Brief: Your task is to copy the listing exactly. Drop any pictures from the copy.

★ ★ ★ ★

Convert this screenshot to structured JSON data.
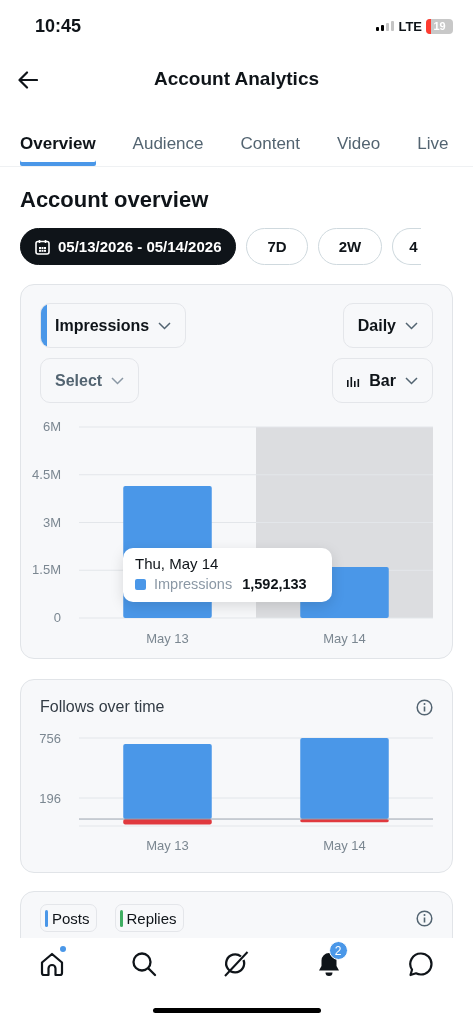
{
  "status_bar": {
    "time": "10:45",
    "network": "LTE",
    "battery": "19"
  },
  "header": {
    "title": "Account Analytics"
  },
  "tabs": [
    {
      "label": "Overview",
      "selected": true
    },
    {
      "label": "Audience",
      "selected": false
    },
    {
      "label": "Content",
      "selected": false
    },
    {
      "label": "Video",
      "selected": false
    },
    {
      "label": "Live",
      "selected": false
    }
  ],
  "section_title": "Account overview",
  "date_filters": [
    {
      "label": "05/13/2026 - 05/14/2026",
      "selected": true,
      "kind": "range"
    },
    {
      "label": "7D",
      "selected": false,
      "kind": "preset"
    },
    {
      "label": "2W",
      "selected": false,
      "kind": "preset"
    },
    {
      "label": "4",
      "selected": false,
      "kind": "preset"
    }
  ],
  "impressions_card": {
    "metric_select": {
      "label": "Impressions",
      "color": "#4a97e8"
    },
    "interval_select": {
      "label": "Daily"
    },
    "compare_select": {
      "placeholder": "Select"
    },
    "chart_type_select": {
      "label": "Bar"
    },
    "highlighted": [
      false,
      true
    ],
    "chart_data": {
      "type": "bar",
      "categories": [
        "May 13",
        "May 14"
      ],
      "series": [
        {
          "name": "Impressions",
          "color": "#4a97e8",
          "values": [
            4150000,
            1600000
          ]
        }
      ],
      "grid": true,
      "ylim": [
        0,
        6000000
      ],
      "yticks": [
        {
          "value": 0,
          "label": "0"
        },
        {
          "value": 1500000,
          "label": "1.5M"
        },
        {
          "value": 3000000,
          "label": "3M"
        },
        {
          "value": 4500000,
          "label": "4.5M"
        },
        {
          "value": 6000000,
          "label": "6M"
        }
      ]
    },
    "tooltip": {
      "date": "Thu, May 14",
      "value": "1,592,133",
      "color": "#4a97e8"
    }
  },
  "follows_card": {
    "title": "Follows over time",
    "chart_data": {
      "type": "bar",
      "stacked": true,
      "categories": [
        "May 13",
        "May 14"
      ],
      "series": [
        {
          "color": "#4a97e8",
          "values": [
            700,
            756
          ]
        },
        {
          "color": "#e0393e",
          "values": [
            -50,
            -30
          ]
        }
      ],
      "grid": true,
      "ylim": [
        -65,
        756
      ],
      "yticks": [
        196,
        756
      ]
    }
  },
  "metrics_card": {
    "metrics": [
      {
        "label": "Posts",
        "color": "#4a97e8"
      },
      {
        "label": "Replies",
        "color": "#3fae62"
      }
    ]
  },
  "nav": [
    {
      "kind": "home",
      "dot": true
    },
    {
      "kind": "search"
    },
    {
      "kind": "slash"
    },
    {
      "kind": "bell",
      "badge": "2"
    },
    {
      "kind": "chat"
    }
  ]
}
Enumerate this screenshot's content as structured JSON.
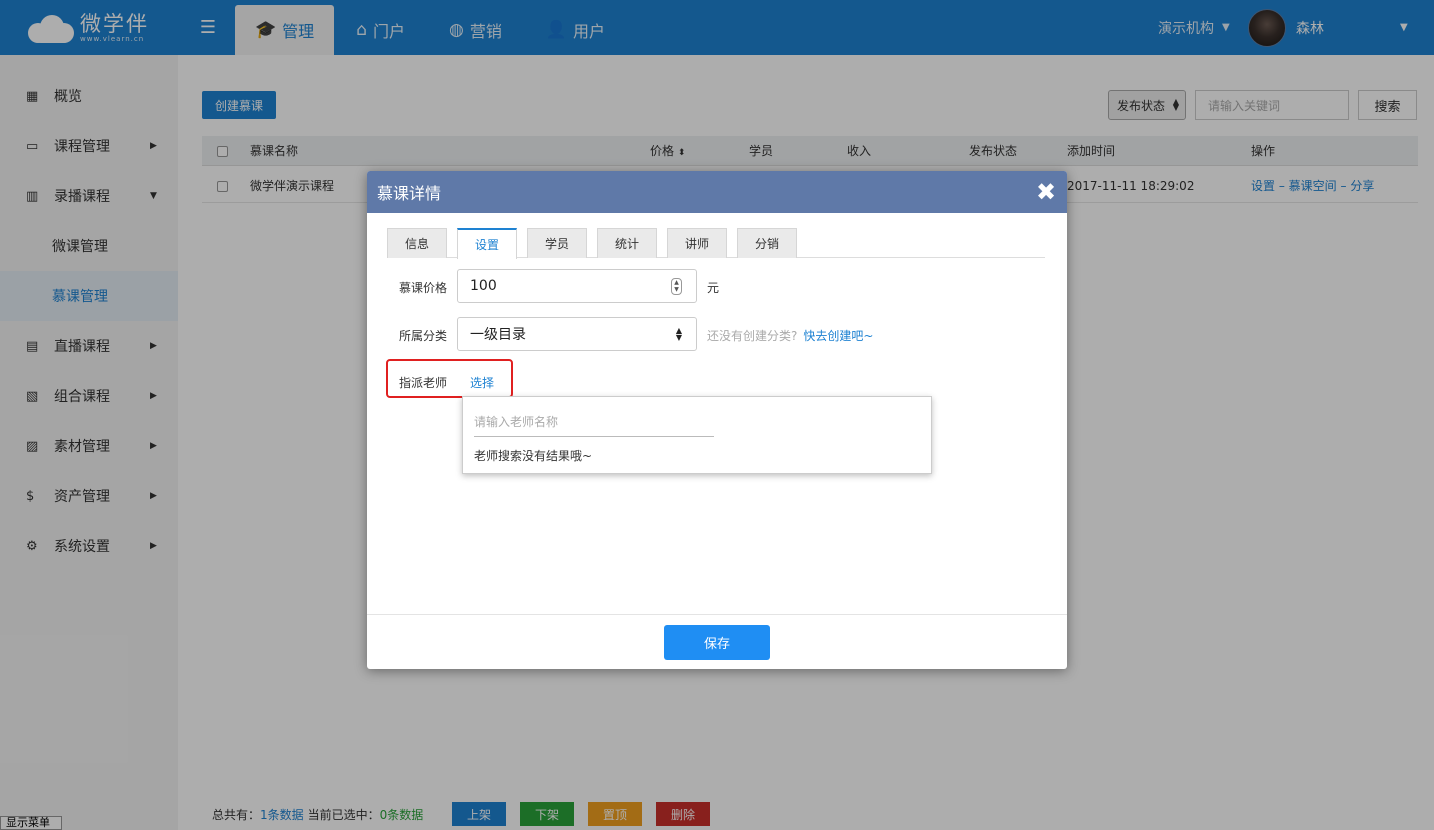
{
  "topbar": {
    "logo_cn": "微学伴",
    "logo_en": "www.vlearn.cn",
    "nav": [
      {
        "label": "管理",
        "icon": "graduation-cap-icon"
      },
      {
        "label": "门户",
        "icon": "home-icon"
      },
      {
        "label": "营销",
        "icon": "globe-icon"
      },
      {
        "label": "用户",
        "icon": "user-icon"
      }
    ],
    "org": "演示机构",
    "username": "森林"
  },
  "sidebar": {
    "items": [
      {
        "label": "概览",
        "icon": "grid-icon"
      },
      {
        "label": "课程管理",
        "icon": "book-icon"
      },
      {
        "label": "录播课程",
        "icon": "building-icon"
      },
      {
        "label": "微课管理"
      },
      {
        "label": "慕课管理"
      },
      {
        "label": "直播课程",
        "icon": "presentation-icon"
      },
      {
        "label": "组合课程",
        "icon": "bar-chart-icon"
      },
      {
        "label": "素材管理",
        "icon": "image-icon"
      },
      {
        "label": "资产管理",
        "icon": "dollar-icon"
      },
      {
        "label": "系统设置",
        "icon": "gear-icon"
      }
    ],
    "show_menu": "显示菜单"
  },
  "toolbar": {
    "create_label": "创建慕课",
    "status_select": "发布状态",
    "keyword_placeholder": "请输入关键词",
    "search_label": "搜索"
  },
  "table": {
    "headers": [
      "慕课名称",
      "价格",
      "学员",
      "收入",
      "发布状态",
      "添加时间",
      "操作"
    ],
    "rows": [
      {
        "name": "微学伴演示课程",
        "time": "2017-11-11 18:29:02",
        "actions": [
          "设置",
          "慕课空间",
          "分享"
        ],
        "sep": "–"
      }
    ]
  },
  "footer": {
    "total_label": "总共有：",
    "total_value": "1条数据",
    "selected_label": "当前已选中：",
    "selected_value": "0条数据",
    "buttons": [
      {
        "label": "上架",
        "color": "#1e82d2"
      },
      {
        "label": "下架",
        "color": "#2aa33a"
      },
      {
        "label": "置顶",
        "color": "#f0a020"
      },
      {
        "label": "删除",
        "color": "#c9302c"
      }
    ]
  },
  "modal": {
    "title": "慕课详情",
    "tabs": [
      "信息",
      "设置",
      "学员",
      "统计",
      "讲师",
      "分销"
    ],
    "active_tab": 1,
    "price_label": "慕课价格",
    "price_value": "100",
    "price_unit": "元",
    "category_label": "所属分类",
    "category_value": "一级目录",
    "category_hint": "还没有创建分类?",
    "category_link": "快去创建吧~",
    "teacher_label": "指派老师",
    "teacher_pick": "选择",
    "teacher_search_placeholder": "请输入老师名称",
    "teacher_empty": "老师搜索没有结果哦~",
    "save_label": "保存"
  }
}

★ ★ ★ ★

Solution:
Convert this screenshot to structured JSON data.
{
  "status_bar": {
    "time": "10:45",
    "network": "LTE",
    "battery": "19"
  },
  "header": {
    "title": "Account Analytics"
  },
  "tabs": [
    {
      "label": "Overview",
      "selected": true
    },
    {
      "label": "Audience",
      "selected": false
    },
    {
      "label": "Content",
      "selected": false
    },
    {
      "label": "Video",
      "selected": false
    },
    {
      "label": "Live",
      "selected": false
    }
  ],
  "section_title": "Account overview",
  "date_filters": [
    {
      "label": "05/13/2026 - 05/14/2026",
      "selected": true,
      "kind": "range"
    },
    {
      "label": "7D",
      "selected": false,
      "kind": "preset"
    },
    {
      "label": "2W",
      "selected": false,
      "kind": "preset"
    },
    {
      "label": "4",
      "selected": false,
      "kind": "preset"
    }
  ],
  "impressions_card": {
    "metric_select": {
      "label": "Impressions",
      "color": "#4a97e8"
    },
    "interval_select": {
      "label": "Daily"
    },
    "compare_select": {
      "placeholder": "Select"
    },
    "chart_type_select": {
      "label": "Bar"
    },
    "highlighted": [
      false,
      true
    ],
    "chart_data": {
      "type": "bar",
      "categories": [
        "May 13",
        "May 14"
      ],
      "series": [
        {
          "name": "Impressions",
          "color": "#4a97e8",
          "values": [
            4150000,
            1600000
          ]
        }
      ],
      "grid": true,
      "ylim": [
        0,
        6000000
      ],
      "yticks": [
        {
          "value": 0,
          "label": "0"
        },
        {
          "value": 1500000,
          "label": "1.5M"
        },
        {
          "value": 3000000,
          "label": "3M"
        },
        {
          "value": 4500000,
          "label": "4.5M"
        },
        {
          "value": 6000000,
          "label": "6M"
        }
      ]
    },
    "tooltip": {
      "date": "Thu, May 14",
      "value": "1,592,133",
      "color": "#4a97e8"
    }
  },
  "follows_card": {
    "title": "Follows over time",
    "chart_data": {
      "type": "bar",
      "stacked": true,
      "categories": [
        "May 13",
        "May 14"
      ],
      "series": [
        {
          "color": "#4a97e8",
          "values": [
            700,
            756
          ]
        },
        {
          "color": "#e0393e",
          "values": [
            -50,
            -30
          ]
        }
      ],
      "grid": true,
      "ylim": [
        -65,
        756
      ],
      "yticks": [
        196,
        756
      ]
    }
  },
  "metrics_card": {
    "metrics": [
      {
        "label": "Posts",
        "color": "#4a97e8"
      },
      {
        "label": "Replies",
        "color": "#3fae62"
      }
    ]
  },
  "nav": [
    {
      "kind": "home",
      "dot": true
    },
    {
      "kind": "search"
    },
    {
      "kind": "slash"
    },
    {
      "kind": "bell",
      "badge": "2"
    },
    {
      "kind": "chat"
    }
  ]
}
Enumerate this screenshot's content as structured JSON.
{
  "topbar": {
    "logo_cn": "微学伴",
    "logo_en": "www.vlearn.cn",
    "nav": [
      {
        "label": "管理",
        "icon": "graduation-cap-icon"
      },
      {
        "label": "门户",
        "icon": "home-icon"
      },
      {
        "label": "营销",
        "icon": "globe-icon"
      },
      {
        "label": "用户",
        "icon": "user-icon"
      }
    ],
    "org": "演示机构",
    "username": "森林"
  },
  "sidebar": {
    "items": [
      {
        "label": "概览",
        "icon": "grid-icon"
      },
      {
        "label": "课程管理",
        "icon": "book-icon"
      },
      {
        "label": "录播课程",
        "icon": "building-icon"
      },
      {
        "label": "微课管理"
      },
      {
        "label": "慕课管理"
      },
      {
        "label": "直播课程",
        "icon": "presentation-icon"
      },
      {
        "label": "组合课程",
        "icon": "bar-chart-icon"
      },
      {
        "label": "素材管理",
        "icon": "image-icon"
      },
      {
        "label": "资产管理",
        "icon": "dollar-icon"
      },
      {
        "label": "系统设置",
        "icon": "gear-icon"
      }
    ],
    "show_menu": "显示菜单"
  },
  "toolbar": {
    "create_label": "创建慕课",
    "status_select": "发布状态",
    "keyword_placeholder": "请输入关键词",
    "search_label": "搜索"
  },
  "table": {
    "headers": [
      "慕课名称",
      "价格",
      "学员",
      "收入",
      "发布状态",
      "添加时间",
      "操作"
    ],
    "rows": [
      {
        "name": "微学伴演示课程",
        "time": "2017-11-11 18:29:02",
        "actions": [
          "设置",
          "慕课空间",
          "分享"
        ],
        "sep": "–"
      }
    ]
  },
  "footer": {
    "total_label": "总共有：",
    "total_value": "1条数据",
    "selected_label": "当前已选中：",
    "selected_value": "0条数据",
    "buttons": [
      {
        "label": "上架",
        "color": "#1e82d2"
      },
      {
        "label": "下架",
        "color": "#2aa33a"
      },
      {
        "label": "置顶",
        "color": "#f0a020"
      },
      {
        "label": "删除",
        "color": "#c9302c"
      }
    ]
  },
  "modal": {
    "title": "慕课详情",
    "tabs": [
      "信息",
      "设置",
      "学员",
      "统计",
      "讲师",
      "分销"
    ],
    "active_tab": 1,
    "price_label": "慕课价格",
    "price_value": "100",
    "price_unit": "元",
    "category_label": "所属分类",
    "category_value": "一级目录",
    "category_hint": "还没有创建分类?",
    "category_link": "快去创建吧~",
    "teacher_label": "指派老师",
    "teacher_pick": "选择",
    "teacher_search_placeholder": "请输入老师名称",
    "teacher_empty": "老师搜索没有结果哦~",
    "save_label": "保存"
  }
}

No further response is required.